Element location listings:

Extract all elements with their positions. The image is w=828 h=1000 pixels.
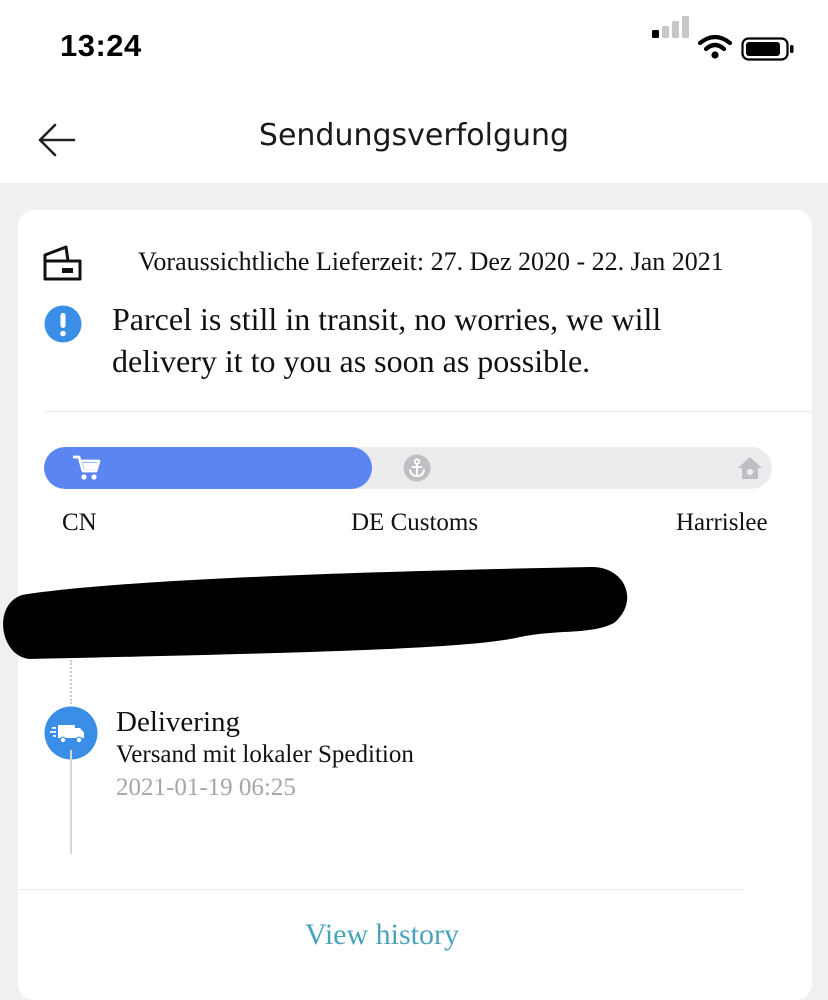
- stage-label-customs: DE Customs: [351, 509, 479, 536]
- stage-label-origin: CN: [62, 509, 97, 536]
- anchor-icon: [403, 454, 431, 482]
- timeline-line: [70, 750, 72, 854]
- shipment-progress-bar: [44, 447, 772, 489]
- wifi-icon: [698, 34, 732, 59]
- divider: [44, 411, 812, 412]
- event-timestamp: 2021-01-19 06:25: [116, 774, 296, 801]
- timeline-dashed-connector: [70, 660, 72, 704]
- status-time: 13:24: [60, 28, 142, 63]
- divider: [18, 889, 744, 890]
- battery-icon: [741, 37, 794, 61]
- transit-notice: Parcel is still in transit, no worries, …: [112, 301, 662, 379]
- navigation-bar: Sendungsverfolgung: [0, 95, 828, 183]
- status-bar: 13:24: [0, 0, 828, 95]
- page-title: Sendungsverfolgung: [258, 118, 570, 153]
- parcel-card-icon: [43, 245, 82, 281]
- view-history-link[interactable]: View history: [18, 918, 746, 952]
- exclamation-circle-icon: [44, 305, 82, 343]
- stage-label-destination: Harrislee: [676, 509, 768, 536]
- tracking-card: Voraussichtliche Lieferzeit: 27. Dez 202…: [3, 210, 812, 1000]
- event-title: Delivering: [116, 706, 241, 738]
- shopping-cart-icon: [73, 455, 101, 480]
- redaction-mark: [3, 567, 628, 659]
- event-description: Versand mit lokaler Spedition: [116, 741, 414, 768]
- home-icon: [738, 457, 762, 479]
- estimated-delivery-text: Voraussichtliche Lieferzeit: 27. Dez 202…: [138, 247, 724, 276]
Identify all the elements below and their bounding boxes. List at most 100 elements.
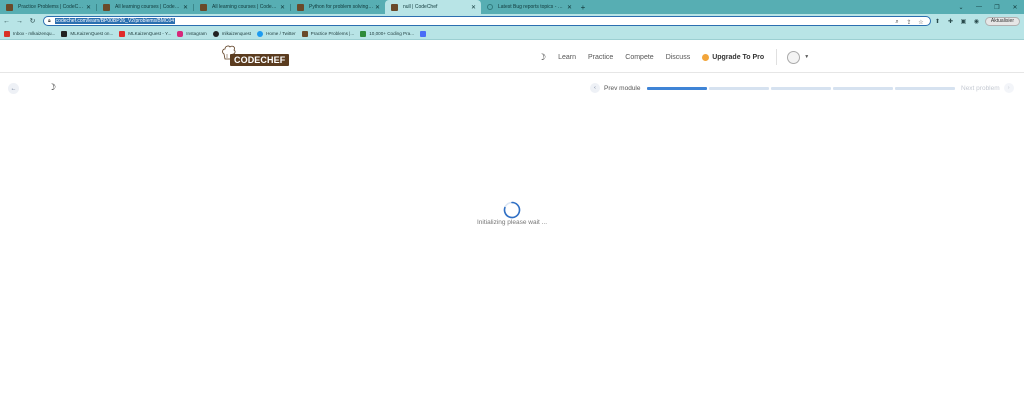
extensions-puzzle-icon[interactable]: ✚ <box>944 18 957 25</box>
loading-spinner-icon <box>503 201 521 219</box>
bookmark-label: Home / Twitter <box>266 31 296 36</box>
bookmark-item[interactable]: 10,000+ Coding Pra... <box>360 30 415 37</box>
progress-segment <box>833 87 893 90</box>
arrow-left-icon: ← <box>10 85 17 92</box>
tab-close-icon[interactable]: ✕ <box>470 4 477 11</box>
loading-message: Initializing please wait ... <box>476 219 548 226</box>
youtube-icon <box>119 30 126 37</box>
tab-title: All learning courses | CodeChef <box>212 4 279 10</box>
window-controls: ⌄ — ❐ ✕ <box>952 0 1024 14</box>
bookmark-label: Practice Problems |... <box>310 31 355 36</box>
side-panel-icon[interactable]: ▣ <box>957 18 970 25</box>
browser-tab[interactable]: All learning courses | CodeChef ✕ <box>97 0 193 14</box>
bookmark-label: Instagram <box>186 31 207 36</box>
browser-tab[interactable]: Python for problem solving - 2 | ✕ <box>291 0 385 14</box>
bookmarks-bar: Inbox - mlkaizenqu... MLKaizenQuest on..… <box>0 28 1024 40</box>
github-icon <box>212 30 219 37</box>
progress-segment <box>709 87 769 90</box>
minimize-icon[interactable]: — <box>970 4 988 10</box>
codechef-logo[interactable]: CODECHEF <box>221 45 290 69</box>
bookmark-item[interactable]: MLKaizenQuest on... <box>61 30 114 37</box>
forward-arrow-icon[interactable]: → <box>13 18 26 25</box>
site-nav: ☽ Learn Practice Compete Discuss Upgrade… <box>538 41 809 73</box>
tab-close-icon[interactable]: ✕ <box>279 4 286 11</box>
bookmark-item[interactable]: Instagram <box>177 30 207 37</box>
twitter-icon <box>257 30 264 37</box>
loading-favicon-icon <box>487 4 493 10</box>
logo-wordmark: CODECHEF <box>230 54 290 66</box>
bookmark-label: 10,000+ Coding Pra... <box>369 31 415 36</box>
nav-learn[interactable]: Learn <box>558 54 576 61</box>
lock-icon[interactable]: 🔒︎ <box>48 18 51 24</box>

▸ Stated problem
Copy out every line above word for word, without the pictures.

▸ Final result
Extract all elements with their positions. The image is w=828 h=1000 pixels.
- stage-label-customs: DE Customs: [351, 509, 479, 536]
- stage-label-origin: CN: [62, 509, 97, 536]
- anchor-icon: [403, 454, 431, 482]
- timeline-line: [70, 750, 72, 854]
- shipment-progress-bar: [44, 447, 772, 489]
- wifi-icon: [698, 34, 732, 59]
- divider: [44, 411, 812, 412]
- event-timestamp: 2021-01-19 06:25: [116, 774, 296, 801]
- timeline-dashed-connector: [70, 660, 72, 704]
- status-time: 13:24: [60, 28, 142, 63]
- divider: [18, 889, 744, 890]
- battery-icon: [741, 37, 794, 61]
- transit-notice: Parcel is still in transit, no worries, …: [112, 301, 662, 379]
- navigation-bar: Sendungsverfolgung: [0, 95, 828, 183]
- status-bar: 13:24: [0, 0, 828, 95]
- page-title: Sendungsverfolgung: [258, 118, 570, 153]
- parcel-card-icon: [43, 245, 82, 281]
- view-history-link[interactable]: View history: [18, 918, 746, 952]
- exclamation-circle-icon: [44, 305, 82, 343]
- stage-label-destination: Harrislee: [676, 509, 768, 536]
- tracking-card: Voraussichtliche Lieferzeit: 27. Dez 202…: [3, 210, 812, 1000]
- event-title: Delivering: [116, 706, 241, 738]
- shopping-cart-icon: [73, 455, 101, 480]
- redaction-mark: [3, 567, 628, 659]
- event-description: Versand mit lokaler Spedition: [116, 741, 414, 768]
- home-icon: [738, 457, 762, 479]
- estimated-delivery-text: Voraussichtliche Lieferzeit: 27. Dez 202…: [138, 247, 724, 276]
Identify all the elements below and their bounding boxes. List at most 100 elements.
extensions-puzzle-icon[interactable]: ✚ <box>944 18 957 25</box>
loading-spinner-icon <box>503 201 521 219</box>
bookmark-label: Home / Twitter <box>266 31 296 36</box>
bookmark-item[interactable]: 10,000+ Coding Pra... <box>360 30 415 37</box>
progress-segment <box>833 87 893 90</box>
arrow-left-icon: ← <box>10 85 17 92</box>
tab-close-icon[interactable]: ✕ <box>470 4 477 11</box>
loading-message: Initializing please wait ... <box>476 219 548 226</box>
youtube-icon <box>119 30 126 37</box>
tab-title: All learning courses | CodeChef <box>212 4 279 10</box>
window-controls: ⌄ — ❐ ✕ <box>952 0 1024 14</box>
bookmark-label: Practice Problems |... <box>310 31 355 36</box>
side-panel-icon[interactable]: ▣ <box>957 18 970 25</box>
browser-tab[interactable]: All learning courses | CodeChef ✕ <box>97 0 193 14</box>
bookmark-label: Instagram <box>186 31 207 36</box>
browser-tab[interactable]: Python for problem solving - 2 | ✕ <box>291 0 385 14</box>
bookmarks-bar: Inbox - mlkaizenqu... MLKaizenQuest on..… <box>0 28 1024 40</box>
github-icon <box>212 30 219 37</box>
progress-segment <box>709 87 769 90</box>
minimize-icon[interactable]: — <box>970 4 988 10</box>
codechef-logo[interactable]: CODECHEF <box>221 45 290 69</box>
bookmark-item[interactable]: MLKaizenQuest on... <box>61 30 114 37</box>
forward-arrow-icon[interactable]: → <box>13 18 26 25</box>
site-nav: ☽ Learn Practice Compete Discuss Upgrade… <box>538 41 809 73</box>
tab-close-icon[interactable]: ✕ <box>279 4 286 11</box>
bookmark-item[interactable]: Instagram <box>177 30 207 37</box>
twitter-icon <box>257 30 264 37</box>
loading-favicon-icon <box>487 4 493 10</box>
logo-wordmark: CODECHEF <box>230 54 290 66</box>
bookmark-label: 10,000+ Coding Pra... <box>369 31 415 36</box>
nav-learn[interactable]: Learn <box>558 54 576 61</box>
lock-icon[interactable]: 🔒︎ <box>48 18 51 24</box>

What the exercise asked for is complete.